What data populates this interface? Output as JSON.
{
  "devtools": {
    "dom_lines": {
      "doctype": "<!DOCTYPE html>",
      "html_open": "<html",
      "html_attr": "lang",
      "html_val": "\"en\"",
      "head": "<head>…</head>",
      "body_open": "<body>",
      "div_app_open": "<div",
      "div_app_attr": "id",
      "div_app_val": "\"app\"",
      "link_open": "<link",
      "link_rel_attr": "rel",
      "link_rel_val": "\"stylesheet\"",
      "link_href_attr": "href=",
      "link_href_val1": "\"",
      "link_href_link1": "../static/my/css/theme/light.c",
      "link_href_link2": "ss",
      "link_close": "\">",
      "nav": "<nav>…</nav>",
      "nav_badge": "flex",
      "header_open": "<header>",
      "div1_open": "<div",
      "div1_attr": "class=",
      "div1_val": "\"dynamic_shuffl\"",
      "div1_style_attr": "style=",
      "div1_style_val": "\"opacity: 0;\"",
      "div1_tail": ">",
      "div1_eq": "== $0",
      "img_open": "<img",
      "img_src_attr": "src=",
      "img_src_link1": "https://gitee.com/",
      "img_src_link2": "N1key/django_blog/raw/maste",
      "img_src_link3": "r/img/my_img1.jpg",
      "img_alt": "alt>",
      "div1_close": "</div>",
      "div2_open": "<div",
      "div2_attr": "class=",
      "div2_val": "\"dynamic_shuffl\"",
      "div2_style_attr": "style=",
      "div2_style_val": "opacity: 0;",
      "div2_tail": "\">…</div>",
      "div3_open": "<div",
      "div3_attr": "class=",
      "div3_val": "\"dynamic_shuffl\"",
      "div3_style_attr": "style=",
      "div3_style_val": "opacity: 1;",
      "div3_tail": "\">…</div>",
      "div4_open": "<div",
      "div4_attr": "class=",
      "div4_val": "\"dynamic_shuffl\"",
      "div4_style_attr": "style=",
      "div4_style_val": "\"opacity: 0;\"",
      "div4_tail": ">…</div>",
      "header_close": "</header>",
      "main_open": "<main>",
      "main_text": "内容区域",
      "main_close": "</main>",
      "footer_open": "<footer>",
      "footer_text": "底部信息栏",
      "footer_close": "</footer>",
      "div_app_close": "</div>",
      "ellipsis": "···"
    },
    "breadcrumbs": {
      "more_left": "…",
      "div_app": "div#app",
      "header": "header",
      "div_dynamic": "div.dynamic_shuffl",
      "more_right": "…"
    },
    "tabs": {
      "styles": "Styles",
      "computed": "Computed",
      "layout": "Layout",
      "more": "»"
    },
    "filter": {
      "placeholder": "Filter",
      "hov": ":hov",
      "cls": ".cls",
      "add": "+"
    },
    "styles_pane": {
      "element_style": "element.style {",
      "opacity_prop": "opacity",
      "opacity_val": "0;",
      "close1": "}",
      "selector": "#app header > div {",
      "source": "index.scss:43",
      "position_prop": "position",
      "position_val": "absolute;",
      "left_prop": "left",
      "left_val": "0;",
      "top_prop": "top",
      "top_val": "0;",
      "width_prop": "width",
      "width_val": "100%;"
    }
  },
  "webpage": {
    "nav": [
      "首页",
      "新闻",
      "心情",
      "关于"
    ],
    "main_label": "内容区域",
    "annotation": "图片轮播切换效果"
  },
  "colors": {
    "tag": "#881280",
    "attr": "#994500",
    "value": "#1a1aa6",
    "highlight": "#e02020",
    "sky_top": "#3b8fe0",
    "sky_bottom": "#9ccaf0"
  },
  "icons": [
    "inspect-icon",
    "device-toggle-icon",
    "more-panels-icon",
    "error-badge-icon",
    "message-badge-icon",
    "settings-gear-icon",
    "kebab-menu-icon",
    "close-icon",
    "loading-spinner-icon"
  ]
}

-- Task requirements --
Look through the entries and find each line that has the string "header". Copy those lines.

-- Complete output --
      "header_open": "<header>",
      "header_close": "</header>",
      "header": "header",
      "selector": "#app header > div {",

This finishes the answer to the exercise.